*Recorded data:*
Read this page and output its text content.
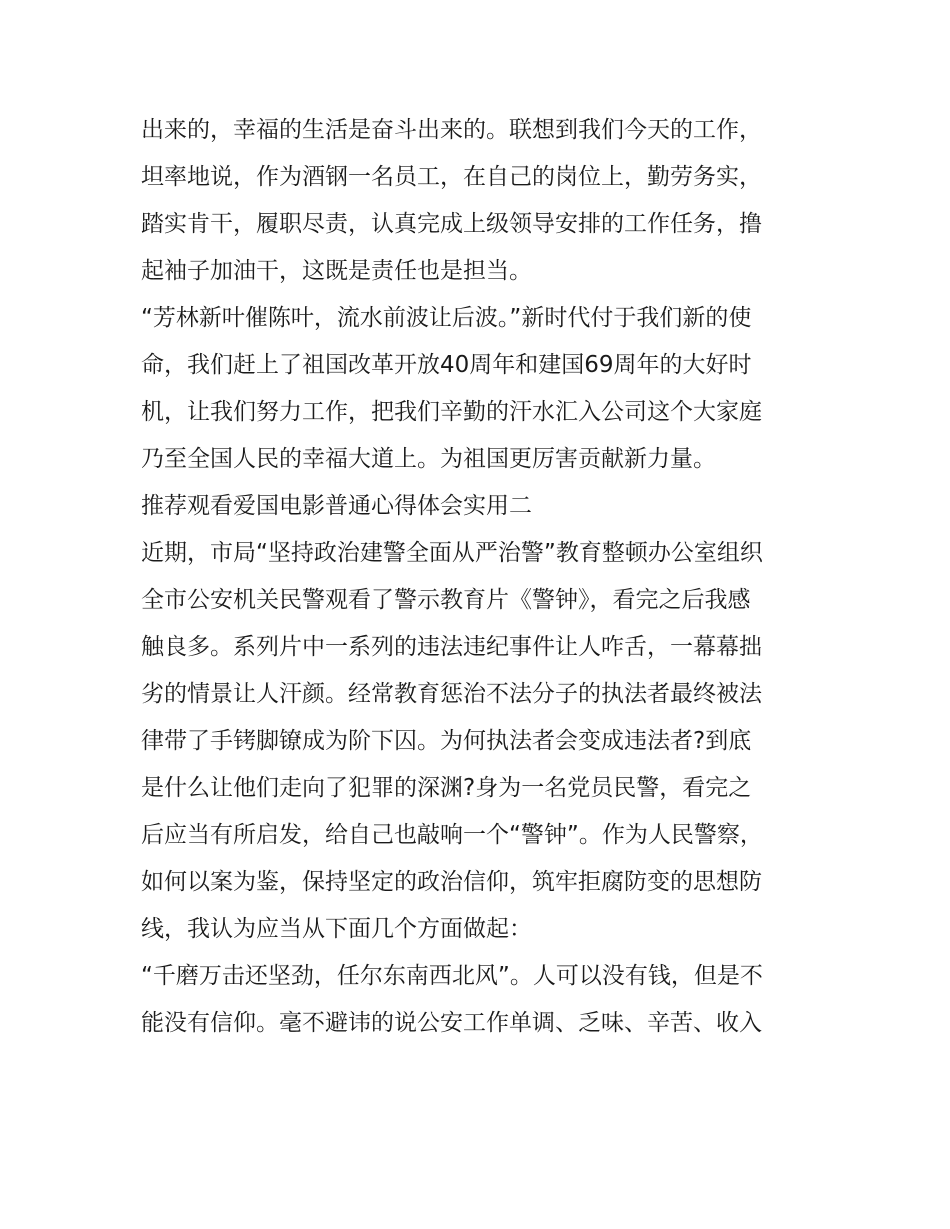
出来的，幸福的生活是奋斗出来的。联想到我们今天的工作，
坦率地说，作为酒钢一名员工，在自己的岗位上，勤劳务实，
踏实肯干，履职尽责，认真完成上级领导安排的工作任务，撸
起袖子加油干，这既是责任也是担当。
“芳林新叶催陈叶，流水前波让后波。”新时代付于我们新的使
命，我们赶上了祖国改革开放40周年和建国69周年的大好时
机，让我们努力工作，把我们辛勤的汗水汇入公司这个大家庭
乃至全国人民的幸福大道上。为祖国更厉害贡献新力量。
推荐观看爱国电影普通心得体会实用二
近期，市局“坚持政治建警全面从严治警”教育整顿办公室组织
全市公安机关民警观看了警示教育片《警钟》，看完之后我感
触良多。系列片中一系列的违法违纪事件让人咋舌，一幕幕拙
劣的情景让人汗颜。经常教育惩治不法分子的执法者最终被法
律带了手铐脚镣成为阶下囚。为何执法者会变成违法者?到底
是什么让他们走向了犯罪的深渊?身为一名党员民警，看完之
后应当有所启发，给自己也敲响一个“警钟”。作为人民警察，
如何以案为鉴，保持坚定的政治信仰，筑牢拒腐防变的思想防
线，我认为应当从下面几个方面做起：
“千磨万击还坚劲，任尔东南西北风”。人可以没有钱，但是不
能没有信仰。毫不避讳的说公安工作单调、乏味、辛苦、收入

*Task:* Each line of the material must be retyped exactly, except that images are omitted.

*Result for this exercise:*
Read this page and output its text content.
出来的，幸福的生活是奋斗出来的。联想到我们今天的工作，
坦率地说，作为酒钢一名员工，在自己的岗位上，勤劳务实，
踏实肯干，履职尽责，认真完成上级领导安排的工作任务，撸
起袖子加油干，这既是责任也是担当。
“芳林新叶催陈叶，流水前波让后波。”新时代付于我们新的使
命，我们赶上了祖国改革开放40周年和建国69周年的大好时
机，让我们努力工作，把我们辛勤的汗水汇入公司这个大家庭
乃至全国人民的幸福大道上。为祖国更厉害贡献新力量。
推荐观看爱国电影普通心得体会实用二
近期，市局“坚持政治建警全面从严治警”教育整顿办公室组织
全市公安机关民警观看了警示教育片《警钟》，看完之后我感
触良多。系列片中一系列的违法违纪事件让人咋舌，一幕幕拙
劣的情景让人汗颜。经常教育惩治不法分子的执法者最终被法
律带了手铐脚镣成为阶下囚。为何执法者会变成违法者?到底
是什么让他们走向了犯罪的深渊?身为一名党员民警，看完之
后应当有所启发，给自己也敲响一个“警钟”。作为人民警察，
如何以案为鉴，保持坚定的政治信仰，筑牢拒腐防变的思想防
线，我认为应当从下面几个方面做起：
“千磨万击还坚劲，任尔东南西北风”。人可以没有钱，但是不
能没有信仰。毫不避讳的说公安工作单调、乏味、辛苦、收入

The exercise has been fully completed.